**Goal**
Look through the data below. Pick out the lines holding the string "title".

::::::::::

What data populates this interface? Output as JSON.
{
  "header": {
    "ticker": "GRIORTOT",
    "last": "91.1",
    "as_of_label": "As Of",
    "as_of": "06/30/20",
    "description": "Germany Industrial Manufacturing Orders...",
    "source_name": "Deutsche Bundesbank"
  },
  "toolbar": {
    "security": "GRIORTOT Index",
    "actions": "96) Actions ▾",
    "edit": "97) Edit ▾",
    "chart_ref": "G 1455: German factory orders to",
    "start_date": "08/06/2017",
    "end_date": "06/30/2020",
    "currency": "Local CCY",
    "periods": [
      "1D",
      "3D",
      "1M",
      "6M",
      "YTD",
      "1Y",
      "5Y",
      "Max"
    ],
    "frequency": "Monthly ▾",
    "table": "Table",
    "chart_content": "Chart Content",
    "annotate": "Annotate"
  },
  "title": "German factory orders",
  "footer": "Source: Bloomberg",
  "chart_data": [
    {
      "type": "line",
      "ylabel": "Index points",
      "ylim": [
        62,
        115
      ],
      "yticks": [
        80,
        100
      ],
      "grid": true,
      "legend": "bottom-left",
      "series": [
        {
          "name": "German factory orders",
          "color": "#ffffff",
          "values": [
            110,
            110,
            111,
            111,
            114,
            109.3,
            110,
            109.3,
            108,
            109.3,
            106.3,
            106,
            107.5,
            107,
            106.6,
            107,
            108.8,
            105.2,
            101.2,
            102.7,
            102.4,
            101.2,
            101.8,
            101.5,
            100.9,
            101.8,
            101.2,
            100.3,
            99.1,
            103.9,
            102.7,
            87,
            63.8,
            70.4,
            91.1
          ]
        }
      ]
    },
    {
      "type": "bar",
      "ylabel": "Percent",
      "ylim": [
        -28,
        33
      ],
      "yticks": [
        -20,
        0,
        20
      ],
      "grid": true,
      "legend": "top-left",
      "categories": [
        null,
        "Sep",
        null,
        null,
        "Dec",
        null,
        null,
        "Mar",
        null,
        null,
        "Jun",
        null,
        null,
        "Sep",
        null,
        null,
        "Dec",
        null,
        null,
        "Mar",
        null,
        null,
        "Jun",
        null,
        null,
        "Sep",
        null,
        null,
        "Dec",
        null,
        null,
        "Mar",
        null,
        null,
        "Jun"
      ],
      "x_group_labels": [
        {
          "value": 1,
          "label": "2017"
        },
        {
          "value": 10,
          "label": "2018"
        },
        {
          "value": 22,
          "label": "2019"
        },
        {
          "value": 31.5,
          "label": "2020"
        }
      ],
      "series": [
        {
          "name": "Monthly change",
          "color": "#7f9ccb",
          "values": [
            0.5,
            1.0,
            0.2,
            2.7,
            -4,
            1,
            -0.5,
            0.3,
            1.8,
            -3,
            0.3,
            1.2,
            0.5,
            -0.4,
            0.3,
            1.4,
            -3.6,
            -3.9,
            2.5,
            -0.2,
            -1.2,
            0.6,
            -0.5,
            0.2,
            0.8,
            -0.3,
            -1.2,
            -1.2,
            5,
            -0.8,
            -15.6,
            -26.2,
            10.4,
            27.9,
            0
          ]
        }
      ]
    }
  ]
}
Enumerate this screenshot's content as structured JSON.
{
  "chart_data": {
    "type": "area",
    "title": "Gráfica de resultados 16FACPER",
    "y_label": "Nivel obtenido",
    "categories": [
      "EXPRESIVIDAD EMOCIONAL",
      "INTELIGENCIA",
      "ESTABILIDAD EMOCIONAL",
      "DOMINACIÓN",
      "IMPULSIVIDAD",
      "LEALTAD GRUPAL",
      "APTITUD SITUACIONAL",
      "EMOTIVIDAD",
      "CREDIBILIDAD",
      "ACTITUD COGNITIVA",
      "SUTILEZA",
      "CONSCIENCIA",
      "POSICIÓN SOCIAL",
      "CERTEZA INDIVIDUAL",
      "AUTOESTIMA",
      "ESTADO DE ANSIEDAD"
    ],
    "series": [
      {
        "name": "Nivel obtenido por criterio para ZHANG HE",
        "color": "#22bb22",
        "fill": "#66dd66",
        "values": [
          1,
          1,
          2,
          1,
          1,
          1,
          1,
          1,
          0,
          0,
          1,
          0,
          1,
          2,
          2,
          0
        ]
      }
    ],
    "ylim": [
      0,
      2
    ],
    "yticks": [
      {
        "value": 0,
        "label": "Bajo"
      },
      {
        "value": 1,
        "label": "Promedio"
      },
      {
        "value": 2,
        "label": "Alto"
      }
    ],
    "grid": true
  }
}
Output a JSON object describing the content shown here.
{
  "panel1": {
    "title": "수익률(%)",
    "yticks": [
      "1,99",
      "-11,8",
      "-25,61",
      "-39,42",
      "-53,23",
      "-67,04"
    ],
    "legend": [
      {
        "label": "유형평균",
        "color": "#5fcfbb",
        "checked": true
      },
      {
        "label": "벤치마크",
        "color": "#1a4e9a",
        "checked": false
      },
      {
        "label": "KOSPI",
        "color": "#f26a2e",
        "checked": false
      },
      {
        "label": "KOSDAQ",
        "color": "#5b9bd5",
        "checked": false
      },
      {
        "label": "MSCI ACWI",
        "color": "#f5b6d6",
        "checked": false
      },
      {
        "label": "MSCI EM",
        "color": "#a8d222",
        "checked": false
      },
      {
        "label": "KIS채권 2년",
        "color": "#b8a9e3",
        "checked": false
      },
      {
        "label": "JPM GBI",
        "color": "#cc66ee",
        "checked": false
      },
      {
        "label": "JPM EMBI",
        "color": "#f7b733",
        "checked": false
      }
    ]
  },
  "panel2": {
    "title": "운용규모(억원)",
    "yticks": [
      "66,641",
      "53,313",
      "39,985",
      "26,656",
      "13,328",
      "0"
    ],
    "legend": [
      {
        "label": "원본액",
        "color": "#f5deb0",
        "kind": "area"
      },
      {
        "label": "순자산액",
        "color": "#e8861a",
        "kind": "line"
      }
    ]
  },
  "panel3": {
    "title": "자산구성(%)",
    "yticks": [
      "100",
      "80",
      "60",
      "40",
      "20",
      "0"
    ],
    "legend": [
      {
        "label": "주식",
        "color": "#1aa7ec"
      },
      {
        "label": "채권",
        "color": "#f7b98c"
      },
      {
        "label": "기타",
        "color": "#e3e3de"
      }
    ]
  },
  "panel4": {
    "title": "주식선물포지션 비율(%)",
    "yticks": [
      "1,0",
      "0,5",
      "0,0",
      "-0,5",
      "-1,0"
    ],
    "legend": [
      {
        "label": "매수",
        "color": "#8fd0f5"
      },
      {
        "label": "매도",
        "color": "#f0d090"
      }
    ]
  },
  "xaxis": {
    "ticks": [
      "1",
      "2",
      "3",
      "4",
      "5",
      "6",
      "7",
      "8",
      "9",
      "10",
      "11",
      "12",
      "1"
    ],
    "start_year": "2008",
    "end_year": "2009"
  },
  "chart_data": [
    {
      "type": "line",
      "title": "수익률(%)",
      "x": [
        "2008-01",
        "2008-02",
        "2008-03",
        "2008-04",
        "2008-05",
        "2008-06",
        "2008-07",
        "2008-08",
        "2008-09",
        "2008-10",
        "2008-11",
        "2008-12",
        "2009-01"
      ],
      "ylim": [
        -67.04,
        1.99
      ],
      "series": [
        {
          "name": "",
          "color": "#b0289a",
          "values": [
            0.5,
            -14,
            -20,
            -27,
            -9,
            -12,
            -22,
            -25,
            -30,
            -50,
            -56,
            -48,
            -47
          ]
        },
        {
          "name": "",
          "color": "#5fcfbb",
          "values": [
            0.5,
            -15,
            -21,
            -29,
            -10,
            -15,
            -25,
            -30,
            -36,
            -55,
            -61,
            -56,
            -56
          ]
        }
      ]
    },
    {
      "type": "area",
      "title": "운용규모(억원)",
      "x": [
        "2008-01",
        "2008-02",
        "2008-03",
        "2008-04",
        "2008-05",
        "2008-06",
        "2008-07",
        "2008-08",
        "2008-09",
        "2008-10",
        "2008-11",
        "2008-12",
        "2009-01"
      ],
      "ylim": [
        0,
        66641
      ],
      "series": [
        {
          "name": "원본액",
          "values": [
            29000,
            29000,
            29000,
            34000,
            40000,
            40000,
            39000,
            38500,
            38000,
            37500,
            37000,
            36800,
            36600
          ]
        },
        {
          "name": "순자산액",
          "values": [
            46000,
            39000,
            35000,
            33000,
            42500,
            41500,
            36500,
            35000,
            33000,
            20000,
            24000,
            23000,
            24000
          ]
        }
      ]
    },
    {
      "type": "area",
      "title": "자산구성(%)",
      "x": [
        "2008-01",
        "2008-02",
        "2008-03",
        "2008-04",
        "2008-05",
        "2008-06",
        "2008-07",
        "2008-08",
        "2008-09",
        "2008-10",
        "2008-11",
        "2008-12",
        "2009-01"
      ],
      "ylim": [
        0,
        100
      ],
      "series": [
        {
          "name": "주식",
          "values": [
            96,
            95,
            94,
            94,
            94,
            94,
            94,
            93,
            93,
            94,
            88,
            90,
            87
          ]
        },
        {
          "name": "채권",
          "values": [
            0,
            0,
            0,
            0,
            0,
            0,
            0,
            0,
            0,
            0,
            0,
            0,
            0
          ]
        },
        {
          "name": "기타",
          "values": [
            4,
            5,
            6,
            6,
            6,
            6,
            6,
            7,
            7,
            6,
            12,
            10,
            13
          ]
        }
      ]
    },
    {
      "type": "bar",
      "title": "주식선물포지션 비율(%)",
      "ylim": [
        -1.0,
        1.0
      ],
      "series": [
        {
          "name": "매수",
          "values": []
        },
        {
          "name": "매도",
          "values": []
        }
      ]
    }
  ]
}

::::::::::

**The answer**
  "title": "German factory orders",
    "title": "Gráfica de resultados 16FACPER",
    "title": "수익률(%)",
    "title": "운용규모(억원)",
    "title": "자산구성(%)",
    "title": "주식선물포지션 비율(%)",
      "title": "수익률(%)",
      "title": "운용규모(억원)",
      "title": "자산구성(%)",
      "title": "주식선물포지션 비율(%)",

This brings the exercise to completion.